**GIVEN EXERCISE**
Among the entries below, find the lines with "noise" and copy them.

Structured figure records
+++
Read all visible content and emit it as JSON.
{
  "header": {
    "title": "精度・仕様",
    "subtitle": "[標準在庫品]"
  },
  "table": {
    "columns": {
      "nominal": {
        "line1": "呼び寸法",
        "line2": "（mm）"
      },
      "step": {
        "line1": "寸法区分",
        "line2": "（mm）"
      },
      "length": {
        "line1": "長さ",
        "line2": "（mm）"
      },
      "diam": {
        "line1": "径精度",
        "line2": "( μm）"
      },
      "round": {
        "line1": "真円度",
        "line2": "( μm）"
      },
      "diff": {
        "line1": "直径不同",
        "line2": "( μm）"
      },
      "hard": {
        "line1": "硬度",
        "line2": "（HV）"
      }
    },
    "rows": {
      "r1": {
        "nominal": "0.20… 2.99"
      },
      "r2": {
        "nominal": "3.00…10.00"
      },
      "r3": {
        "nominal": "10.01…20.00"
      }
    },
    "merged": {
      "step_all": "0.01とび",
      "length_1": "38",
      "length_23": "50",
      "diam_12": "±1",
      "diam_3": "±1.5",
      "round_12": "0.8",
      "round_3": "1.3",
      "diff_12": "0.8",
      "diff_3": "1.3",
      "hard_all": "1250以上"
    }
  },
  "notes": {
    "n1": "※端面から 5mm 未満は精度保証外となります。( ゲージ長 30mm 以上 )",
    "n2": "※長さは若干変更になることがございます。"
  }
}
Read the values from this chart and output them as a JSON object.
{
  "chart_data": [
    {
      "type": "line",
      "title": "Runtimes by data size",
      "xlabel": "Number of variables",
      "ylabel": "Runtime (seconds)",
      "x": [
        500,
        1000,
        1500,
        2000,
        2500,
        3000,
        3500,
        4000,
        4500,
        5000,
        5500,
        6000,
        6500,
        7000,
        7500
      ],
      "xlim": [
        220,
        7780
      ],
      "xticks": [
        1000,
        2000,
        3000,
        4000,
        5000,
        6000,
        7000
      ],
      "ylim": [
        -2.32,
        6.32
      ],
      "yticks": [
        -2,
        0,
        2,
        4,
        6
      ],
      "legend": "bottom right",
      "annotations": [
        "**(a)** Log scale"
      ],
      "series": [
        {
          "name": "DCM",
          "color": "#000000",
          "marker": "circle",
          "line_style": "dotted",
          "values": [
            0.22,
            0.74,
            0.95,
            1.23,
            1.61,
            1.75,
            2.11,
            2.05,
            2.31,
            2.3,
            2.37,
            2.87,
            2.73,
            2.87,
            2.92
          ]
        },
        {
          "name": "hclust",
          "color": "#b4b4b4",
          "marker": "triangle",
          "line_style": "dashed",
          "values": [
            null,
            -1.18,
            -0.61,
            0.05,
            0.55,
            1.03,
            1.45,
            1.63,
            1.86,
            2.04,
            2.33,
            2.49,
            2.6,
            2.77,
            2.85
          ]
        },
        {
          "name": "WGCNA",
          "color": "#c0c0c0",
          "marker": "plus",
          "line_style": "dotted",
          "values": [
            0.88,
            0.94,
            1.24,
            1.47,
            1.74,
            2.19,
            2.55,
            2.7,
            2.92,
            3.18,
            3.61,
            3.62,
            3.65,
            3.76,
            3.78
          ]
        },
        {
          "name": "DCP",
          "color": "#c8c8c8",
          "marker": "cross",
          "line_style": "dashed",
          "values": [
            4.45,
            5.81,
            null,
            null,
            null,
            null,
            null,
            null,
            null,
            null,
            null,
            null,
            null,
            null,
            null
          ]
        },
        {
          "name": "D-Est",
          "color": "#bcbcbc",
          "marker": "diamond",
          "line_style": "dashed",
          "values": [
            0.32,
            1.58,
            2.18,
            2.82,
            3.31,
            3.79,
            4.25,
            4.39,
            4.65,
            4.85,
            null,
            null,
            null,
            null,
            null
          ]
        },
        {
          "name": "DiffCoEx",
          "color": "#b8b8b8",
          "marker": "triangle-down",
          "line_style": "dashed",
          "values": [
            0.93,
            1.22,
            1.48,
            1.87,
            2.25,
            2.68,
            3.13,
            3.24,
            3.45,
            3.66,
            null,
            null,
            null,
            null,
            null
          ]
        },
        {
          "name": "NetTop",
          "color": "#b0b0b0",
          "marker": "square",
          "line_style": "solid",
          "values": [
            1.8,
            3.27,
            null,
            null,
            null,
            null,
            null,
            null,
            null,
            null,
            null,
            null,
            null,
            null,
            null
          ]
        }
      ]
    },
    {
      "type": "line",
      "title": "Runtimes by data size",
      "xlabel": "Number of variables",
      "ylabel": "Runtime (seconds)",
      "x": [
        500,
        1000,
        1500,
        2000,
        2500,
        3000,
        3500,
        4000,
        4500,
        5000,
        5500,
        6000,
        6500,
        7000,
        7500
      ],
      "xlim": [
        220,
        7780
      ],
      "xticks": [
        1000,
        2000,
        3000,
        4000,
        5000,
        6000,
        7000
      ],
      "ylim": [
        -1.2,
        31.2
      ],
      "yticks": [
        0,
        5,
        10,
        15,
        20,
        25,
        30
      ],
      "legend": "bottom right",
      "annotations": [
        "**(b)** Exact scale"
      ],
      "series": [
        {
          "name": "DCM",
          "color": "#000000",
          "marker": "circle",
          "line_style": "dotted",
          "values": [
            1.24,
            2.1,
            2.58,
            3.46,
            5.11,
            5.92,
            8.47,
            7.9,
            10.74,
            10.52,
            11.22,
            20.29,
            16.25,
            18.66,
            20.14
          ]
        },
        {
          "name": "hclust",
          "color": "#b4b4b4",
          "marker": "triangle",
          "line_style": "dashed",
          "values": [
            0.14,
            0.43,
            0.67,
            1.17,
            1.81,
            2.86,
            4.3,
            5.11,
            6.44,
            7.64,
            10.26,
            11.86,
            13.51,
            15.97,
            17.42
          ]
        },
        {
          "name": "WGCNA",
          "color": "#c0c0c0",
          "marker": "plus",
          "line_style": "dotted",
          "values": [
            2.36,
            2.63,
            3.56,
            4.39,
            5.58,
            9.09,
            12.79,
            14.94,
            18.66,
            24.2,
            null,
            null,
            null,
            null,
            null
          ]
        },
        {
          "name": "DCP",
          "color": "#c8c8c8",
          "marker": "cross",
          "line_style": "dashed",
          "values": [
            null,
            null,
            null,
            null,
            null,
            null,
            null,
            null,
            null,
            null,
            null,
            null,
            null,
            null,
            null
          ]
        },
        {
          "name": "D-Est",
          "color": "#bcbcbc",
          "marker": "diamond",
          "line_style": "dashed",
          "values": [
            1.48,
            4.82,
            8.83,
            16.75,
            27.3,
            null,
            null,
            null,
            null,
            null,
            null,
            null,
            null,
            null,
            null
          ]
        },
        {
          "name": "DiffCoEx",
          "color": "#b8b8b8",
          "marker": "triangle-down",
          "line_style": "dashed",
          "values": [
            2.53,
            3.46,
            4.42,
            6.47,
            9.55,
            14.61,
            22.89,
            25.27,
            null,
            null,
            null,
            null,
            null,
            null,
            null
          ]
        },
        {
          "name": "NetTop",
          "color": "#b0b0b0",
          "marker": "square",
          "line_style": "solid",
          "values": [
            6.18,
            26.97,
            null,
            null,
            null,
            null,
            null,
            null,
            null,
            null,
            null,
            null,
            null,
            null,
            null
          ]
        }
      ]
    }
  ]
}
+++
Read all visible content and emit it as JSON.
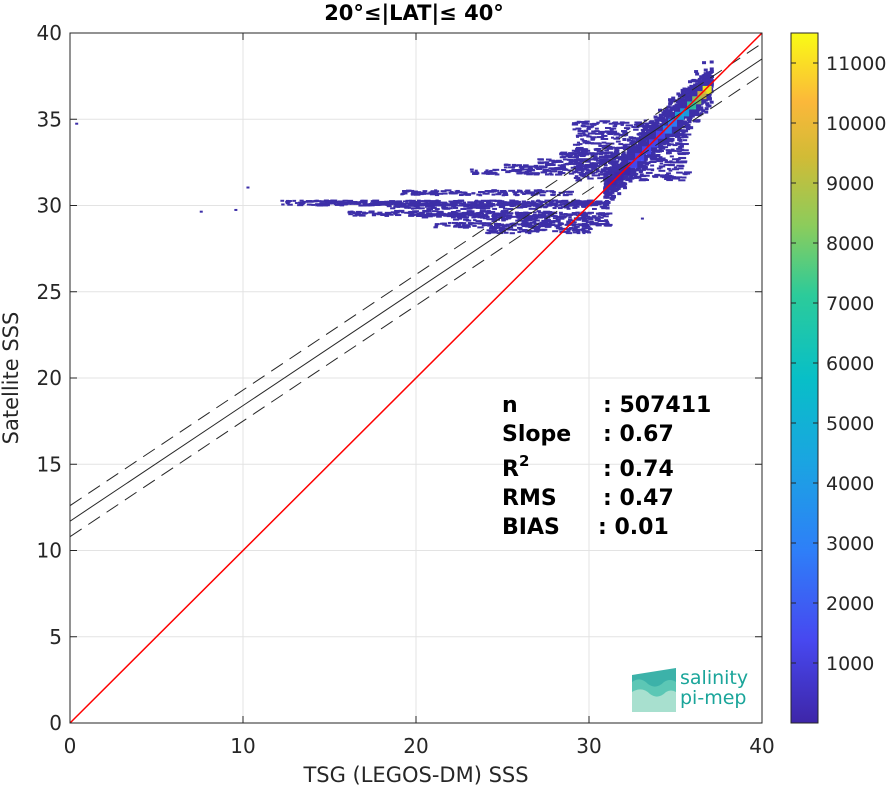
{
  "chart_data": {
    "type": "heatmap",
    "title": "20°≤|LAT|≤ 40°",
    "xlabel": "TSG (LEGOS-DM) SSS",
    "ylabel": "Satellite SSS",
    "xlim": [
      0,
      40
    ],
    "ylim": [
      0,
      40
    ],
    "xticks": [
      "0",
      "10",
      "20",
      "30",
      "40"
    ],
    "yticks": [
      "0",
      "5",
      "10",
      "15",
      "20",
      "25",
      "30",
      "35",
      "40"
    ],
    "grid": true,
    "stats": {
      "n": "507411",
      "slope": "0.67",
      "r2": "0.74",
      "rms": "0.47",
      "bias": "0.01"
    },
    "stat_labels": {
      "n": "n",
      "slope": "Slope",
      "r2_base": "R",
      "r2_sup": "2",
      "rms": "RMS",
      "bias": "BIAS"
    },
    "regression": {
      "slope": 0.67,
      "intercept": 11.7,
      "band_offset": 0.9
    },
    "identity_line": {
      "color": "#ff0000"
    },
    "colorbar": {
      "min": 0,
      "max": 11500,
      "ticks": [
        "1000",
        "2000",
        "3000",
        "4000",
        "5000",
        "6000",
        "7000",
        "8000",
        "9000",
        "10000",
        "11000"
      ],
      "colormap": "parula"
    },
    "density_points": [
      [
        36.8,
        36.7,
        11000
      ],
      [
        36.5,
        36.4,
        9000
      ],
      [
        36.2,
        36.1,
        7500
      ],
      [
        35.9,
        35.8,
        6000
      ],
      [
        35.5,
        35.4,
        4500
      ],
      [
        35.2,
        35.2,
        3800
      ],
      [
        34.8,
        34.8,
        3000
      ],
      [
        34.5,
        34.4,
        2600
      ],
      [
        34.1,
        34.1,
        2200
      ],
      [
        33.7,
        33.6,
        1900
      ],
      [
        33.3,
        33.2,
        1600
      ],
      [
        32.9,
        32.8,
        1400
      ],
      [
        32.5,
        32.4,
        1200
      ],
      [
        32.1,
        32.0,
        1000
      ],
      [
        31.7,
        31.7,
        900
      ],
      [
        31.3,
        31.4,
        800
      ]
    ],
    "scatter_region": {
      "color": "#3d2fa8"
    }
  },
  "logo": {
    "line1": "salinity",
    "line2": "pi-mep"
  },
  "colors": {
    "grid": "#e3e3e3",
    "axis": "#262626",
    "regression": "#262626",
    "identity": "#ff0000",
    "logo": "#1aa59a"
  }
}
+++
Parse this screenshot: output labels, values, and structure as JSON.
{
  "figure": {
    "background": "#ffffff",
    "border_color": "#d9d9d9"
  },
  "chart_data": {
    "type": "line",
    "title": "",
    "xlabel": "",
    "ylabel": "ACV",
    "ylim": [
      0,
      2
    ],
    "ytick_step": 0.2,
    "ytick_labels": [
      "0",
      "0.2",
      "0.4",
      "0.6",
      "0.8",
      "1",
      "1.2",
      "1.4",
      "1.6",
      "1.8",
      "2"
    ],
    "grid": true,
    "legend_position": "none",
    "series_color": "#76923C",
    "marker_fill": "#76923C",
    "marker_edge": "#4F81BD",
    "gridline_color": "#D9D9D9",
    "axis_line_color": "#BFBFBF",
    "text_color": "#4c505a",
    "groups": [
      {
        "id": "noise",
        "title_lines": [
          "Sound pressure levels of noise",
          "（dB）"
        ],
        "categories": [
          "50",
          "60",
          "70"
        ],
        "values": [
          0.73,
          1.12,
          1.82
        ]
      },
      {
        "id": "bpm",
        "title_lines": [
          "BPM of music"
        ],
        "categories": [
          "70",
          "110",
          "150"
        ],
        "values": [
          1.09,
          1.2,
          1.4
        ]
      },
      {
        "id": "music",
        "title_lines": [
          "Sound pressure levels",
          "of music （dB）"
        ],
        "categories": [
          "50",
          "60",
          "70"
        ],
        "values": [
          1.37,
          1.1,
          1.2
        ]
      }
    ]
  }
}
+++
**FINAL RESULT**
        "id": "noise",
          "Sound pressure levels of noise",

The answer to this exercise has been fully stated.